→ **What you have to do**
Locate all lines with the word "title". Copy them.

----- Raw records -----

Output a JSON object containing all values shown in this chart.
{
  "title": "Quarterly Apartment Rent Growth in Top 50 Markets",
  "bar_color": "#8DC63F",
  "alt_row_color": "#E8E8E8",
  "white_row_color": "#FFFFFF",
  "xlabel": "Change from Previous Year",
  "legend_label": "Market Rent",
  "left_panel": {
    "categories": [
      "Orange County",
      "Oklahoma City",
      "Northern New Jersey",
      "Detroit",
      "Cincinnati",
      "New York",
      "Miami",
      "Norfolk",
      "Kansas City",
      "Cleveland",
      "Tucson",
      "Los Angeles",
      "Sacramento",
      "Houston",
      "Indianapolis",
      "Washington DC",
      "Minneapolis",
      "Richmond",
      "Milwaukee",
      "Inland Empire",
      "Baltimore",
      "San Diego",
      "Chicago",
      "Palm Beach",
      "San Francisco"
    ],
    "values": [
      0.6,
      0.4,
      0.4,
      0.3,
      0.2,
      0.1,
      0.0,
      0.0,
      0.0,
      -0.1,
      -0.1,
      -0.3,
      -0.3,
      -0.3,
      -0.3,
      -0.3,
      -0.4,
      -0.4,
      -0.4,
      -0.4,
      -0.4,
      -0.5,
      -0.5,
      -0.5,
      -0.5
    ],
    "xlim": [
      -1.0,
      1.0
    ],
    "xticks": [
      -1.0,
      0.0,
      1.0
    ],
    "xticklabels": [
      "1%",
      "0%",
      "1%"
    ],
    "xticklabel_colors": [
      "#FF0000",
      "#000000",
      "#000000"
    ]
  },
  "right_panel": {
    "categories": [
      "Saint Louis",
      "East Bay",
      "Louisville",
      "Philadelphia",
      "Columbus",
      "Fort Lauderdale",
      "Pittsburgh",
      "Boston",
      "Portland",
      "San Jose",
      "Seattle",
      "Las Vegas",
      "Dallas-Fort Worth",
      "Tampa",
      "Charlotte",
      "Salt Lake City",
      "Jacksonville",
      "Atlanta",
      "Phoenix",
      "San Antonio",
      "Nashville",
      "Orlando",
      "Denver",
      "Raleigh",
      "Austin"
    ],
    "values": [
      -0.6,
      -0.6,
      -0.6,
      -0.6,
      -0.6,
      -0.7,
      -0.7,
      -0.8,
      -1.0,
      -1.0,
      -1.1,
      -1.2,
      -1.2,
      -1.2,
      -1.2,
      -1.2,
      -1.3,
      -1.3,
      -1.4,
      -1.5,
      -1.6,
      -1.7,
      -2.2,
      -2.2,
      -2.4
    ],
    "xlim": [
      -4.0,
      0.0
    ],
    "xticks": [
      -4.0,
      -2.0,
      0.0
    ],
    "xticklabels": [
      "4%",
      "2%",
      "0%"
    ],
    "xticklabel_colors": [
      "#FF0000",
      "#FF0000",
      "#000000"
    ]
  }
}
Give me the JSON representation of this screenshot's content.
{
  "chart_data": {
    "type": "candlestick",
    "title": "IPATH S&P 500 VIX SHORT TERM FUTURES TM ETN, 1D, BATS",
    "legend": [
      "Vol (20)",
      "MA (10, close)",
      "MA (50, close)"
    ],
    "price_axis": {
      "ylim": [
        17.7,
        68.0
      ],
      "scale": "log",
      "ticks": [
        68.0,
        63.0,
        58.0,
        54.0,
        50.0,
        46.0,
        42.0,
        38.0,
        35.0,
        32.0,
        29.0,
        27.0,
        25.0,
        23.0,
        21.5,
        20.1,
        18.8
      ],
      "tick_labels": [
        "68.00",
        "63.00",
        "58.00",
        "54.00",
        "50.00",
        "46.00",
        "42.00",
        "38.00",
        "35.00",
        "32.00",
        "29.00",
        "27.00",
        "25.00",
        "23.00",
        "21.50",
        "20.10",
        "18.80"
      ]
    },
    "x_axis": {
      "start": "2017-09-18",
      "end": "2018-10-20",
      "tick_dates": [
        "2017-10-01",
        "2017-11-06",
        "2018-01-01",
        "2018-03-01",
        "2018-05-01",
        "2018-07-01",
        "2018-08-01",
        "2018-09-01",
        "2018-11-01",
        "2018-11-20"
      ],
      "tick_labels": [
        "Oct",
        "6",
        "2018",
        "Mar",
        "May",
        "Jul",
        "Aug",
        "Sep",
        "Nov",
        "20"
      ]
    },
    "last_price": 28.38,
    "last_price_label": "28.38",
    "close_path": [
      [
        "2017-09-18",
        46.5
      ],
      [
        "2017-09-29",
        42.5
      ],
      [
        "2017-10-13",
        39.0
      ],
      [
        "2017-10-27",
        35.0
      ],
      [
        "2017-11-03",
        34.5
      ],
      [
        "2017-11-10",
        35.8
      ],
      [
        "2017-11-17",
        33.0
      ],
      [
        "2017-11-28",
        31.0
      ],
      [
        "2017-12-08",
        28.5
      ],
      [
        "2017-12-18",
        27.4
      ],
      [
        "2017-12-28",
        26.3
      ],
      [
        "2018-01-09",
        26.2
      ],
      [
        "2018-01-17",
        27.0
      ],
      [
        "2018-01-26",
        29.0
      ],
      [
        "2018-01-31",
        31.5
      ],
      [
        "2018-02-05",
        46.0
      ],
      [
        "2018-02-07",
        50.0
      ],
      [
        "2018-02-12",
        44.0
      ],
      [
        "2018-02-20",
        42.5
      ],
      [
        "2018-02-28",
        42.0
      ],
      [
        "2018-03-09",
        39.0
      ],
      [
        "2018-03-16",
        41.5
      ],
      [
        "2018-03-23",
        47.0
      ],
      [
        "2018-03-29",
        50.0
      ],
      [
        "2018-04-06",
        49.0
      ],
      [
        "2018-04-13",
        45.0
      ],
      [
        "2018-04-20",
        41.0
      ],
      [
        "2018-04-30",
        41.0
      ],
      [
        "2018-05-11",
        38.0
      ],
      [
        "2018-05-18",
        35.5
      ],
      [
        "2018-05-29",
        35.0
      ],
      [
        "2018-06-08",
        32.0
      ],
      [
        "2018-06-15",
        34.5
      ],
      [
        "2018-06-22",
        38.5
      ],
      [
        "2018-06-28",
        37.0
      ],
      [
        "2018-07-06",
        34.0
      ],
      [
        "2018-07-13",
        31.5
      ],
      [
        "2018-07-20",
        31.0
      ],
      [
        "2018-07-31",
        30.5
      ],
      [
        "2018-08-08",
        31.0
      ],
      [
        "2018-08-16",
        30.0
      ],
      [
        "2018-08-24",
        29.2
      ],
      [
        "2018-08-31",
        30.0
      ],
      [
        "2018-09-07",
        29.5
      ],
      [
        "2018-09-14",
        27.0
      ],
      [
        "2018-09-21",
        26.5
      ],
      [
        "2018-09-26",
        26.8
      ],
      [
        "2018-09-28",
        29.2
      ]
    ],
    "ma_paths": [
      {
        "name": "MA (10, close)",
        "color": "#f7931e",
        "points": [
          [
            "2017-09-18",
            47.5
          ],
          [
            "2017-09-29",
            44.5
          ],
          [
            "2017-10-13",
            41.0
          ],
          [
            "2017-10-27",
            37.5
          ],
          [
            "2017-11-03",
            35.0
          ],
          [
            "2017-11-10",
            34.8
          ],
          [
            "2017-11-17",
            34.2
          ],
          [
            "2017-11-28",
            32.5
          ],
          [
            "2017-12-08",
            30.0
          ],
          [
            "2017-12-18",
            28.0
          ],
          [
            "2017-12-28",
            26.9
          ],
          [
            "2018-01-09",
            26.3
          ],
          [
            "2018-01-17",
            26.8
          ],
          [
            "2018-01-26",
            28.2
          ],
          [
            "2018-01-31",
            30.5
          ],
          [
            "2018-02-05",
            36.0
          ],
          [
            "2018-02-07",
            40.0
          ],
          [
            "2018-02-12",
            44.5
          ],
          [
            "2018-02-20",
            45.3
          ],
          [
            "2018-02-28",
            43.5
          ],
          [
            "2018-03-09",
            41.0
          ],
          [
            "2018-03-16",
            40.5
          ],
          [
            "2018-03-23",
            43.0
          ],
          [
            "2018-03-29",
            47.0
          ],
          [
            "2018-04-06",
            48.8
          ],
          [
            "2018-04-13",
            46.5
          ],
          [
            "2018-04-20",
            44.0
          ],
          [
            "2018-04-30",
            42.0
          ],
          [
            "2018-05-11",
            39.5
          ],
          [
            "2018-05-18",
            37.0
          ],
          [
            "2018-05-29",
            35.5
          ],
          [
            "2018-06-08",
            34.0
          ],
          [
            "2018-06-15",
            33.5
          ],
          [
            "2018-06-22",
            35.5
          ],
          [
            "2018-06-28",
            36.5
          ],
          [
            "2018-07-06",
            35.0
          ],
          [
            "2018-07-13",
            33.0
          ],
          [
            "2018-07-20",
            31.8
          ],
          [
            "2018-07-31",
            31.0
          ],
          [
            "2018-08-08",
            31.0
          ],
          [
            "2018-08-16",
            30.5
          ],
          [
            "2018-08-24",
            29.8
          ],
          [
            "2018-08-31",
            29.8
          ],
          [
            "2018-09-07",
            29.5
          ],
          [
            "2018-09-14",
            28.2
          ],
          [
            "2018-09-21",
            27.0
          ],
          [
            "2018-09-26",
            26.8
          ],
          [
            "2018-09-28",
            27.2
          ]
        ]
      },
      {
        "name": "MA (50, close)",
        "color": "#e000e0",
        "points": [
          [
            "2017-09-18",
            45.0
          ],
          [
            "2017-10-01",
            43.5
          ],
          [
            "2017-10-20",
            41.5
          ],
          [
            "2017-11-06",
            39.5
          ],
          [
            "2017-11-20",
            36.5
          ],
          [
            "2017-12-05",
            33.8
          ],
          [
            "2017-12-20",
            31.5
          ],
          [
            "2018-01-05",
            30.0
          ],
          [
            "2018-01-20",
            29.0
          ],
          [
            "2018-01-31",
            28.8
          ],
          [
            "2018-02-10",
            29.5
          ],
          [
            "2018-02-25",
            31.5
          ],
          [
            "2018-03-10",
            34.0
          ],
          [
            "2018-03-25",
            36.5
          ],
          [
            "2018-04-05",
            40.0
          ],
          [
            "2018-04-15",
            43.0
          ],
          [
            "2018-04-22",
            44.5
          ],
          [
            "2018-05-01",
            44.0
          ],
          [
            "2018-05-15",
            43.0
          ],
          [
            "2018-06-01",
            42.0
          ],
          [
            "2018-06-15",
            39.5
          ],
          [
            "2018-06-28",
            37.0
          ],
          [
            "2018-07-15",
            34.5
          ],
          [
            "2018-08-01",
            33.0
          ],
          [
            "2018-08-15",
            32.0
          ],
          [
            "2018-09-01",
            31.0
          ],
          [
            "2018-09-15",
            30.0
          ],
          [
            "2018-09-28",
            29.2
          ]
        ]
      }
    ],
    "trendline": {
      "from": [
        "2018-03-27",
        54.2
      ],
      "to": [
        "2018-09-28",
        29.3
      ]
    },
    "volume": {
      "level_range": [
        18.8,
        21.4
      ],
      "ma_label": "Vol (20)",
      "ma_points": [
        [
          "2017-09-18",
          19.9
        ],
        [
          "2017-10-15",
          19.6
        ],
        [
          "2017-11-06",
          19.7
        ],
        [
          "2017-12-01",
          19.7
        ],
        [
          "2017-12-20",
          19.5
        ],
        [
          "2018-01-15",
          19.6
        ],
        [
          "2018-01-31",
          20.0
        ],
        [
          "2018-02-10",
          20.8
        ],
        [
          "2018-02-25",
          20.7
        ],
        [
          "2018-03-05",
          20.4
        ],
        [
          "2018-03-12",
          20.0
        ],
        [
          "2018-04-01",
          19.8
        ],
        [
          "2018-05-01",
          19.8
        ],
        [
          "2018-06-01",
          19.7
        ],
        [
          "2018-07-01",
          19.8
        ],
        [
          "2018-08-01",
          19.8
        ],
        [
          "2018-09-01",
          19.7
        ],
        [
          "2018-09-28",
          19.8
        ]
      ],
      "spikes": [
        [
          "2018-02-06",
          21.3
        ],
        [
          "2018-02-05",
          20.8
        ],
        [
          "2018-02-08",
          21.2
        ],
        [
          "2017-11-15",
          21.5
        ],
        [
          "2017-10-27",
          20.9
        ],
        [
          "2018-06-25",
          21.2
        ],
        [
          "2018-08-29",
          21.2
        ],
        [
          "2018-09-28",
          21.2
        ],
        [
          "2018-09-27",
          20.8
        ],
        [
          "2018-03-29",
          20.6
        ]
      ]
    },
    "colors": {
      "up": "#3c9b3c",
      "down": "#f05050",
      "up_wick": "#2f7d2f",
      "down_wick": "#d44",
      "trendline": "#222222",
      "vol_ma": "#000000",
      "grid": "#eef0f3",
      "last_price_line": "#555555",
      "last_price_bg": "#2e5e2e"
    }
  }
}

-----

→ **Answer**
  "title": "Quarterly Apartment Rent Growth in Top 50 Markets",
    "title": "IPATH S&P 500 VIX SHORT TERM FUTURES TM ETN, 1D, BATS",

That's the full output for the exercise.